Extracted records:
>> start
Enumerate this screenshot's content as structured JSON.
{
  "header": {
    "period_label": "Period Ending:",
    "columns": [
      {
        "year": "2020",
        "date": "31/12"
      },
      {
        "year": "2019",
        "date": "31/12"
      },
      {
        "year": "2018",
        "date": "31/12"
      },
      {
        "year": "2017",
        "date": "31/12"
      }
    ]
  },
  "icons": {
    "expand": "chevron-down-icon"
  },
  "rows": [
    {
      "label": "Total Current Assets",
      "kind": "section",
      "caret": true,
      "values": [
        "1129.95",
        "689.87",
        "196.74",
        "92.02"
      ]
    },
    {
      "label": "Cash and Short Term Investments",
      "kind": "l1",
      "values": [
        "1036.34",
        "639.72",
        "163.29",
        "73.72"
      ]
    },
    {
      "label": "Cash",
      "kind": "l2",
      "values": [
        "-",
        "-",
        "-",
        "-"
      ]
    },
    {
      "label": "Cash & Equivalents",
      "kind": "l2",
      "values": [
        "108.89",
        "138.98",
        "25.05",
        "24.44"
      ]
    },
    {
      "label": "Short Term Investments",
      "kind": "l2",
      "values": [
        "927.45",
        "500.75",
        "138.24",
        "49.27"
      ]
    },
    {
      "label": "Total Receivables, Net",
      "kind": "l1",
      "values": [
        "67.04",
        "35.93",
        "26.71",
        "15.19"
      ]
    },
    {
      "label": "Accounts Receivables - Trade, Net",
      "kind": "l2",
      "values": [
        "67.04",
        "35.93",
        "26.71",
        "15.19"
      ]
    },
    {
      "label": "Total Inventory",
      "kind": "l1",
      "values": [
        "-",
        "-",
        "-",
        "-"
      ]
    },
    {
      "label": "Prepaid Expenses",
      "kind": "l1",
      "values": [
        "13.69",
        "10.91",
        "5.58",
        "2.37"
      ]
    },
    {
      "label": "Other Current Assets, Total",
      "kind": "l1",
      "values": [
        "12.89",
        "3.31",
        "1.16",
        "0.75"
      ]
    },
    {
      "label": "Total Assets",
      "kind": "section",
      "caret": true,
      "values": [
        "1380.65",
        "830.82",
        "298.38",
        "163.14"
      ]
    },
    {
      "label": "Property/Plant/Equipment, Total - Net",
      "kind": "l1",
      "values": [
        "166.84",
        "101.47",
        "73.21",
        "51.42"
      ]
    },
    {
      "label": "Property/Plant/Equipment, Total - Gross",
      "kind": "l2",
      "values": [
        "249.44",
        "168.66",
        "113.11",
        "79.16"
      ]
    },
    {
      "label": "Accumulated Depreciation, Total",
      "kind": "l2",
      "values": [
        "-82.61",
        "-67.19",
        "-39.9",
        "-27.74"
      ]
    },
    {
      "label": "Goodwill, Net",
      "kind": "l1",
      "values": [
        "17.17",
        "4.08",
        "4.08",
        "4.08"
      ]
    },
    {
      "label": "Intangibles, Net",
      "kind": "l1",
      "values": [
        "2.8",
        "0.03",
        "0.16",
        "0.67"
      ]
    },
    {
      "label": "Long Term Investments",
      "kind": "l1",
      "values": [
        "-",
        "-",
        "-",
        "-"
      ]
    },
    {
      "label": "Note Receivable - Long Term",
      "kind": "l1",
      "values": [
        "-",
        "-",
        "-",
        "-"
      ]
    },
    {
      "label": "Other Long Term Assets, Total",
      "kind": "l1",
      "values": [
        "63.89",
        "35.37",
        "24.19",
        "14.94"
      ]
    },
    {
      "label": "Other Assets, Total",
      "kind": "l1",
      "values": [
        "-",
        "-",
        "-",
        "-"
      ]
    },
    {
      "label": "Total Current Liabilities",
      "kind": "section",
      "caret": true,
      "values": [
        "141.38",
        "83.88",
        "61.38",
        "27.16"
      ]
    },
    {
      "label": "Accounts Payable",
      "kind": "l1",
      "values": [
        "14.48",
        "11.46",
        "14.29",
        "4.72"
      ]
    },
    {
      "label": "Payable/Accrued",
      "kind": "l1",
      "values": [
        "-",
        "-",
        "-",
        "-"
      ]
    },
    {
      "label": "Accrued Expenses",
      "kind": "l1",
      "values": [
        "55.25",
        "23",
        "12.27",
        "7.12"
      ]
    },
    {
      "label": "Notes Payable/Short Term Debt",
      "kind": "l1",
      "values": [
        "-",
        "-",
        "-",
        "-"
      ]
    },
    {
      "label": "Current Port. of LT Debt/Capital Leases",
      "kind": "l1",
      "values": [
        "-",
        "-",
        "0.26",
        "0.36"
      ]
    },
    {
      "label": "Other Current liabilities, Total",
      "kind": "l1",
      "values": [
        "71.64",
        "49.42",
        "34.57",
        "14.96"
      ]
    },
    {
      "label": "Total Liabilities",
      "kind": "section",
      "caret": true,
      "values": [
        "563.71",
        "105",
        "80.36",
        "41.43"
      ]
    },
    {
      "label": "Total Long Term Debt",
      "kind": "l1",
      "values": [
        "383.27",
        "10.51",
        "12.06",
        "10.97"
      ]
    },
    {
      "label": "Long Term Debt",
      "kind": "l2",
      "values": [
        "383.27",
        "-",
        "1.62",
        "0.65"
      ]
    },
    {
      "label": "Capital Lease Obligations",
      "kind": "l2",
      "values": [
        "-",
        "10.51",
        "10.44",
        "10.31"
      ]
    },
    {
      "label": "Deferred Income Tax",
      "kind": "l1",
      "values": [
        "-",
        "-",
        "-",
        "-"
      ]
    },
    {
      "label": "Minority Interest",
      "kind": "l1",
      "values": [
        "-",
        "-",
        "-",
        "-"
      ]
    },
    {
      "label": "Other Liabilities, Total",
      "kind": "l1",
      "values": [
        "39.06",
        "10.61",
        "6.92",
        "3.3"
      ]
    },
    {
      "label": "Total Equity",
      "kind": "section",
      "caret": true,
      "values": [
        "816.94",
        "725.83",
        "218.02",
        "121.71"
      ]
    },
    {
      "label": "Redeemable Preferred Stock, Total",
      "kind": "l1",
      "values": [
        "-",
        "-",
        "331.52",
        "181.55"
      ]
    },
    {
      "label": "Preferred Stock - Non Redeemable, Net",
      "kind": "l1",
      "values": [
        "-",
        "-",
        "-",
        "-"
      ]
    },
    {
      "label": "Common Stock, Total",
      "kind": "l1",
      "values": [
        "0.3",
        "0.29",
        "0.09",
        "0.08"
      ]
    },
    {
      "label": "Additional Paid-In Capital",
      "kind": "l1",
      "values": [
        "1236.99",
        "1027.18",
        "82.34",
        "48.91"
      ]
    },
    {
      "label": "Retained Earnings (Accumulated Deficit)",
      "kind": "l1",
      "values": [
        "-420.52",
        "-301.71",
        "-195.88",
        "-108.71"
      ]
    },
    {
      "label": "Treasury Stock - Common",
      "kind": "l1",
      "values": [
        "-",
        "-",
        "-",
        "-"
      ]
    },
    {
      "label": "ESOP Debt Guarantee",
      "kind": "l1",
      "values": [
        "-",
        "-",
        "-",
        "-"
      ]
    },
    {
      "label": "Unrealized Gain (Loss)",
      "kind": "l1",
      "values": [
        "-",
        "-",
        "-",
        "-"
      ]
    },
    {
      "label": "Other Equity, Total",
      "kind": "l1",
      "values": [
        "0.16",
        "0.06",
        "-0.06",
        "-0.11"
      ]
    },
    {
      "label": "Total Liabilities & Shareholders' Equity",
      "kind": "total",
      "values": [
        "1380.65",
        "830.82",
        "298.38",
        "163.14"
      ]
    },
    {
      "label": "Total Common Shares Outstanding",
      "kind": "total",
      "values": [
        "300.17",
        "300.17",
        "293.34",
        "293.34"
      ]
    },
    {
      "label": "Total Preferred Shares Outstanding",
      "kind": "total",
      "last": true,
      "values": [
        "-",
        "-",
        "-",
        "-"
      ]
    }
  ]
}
>> end
Required work:
Pick out and copy the lines of the entries that hold the string "Plant".

Output for this exercise:
      "label": "Property/Plant/Equipment, Total - Net",
      "label": "Property/Plant/Equipment, Total - Gross",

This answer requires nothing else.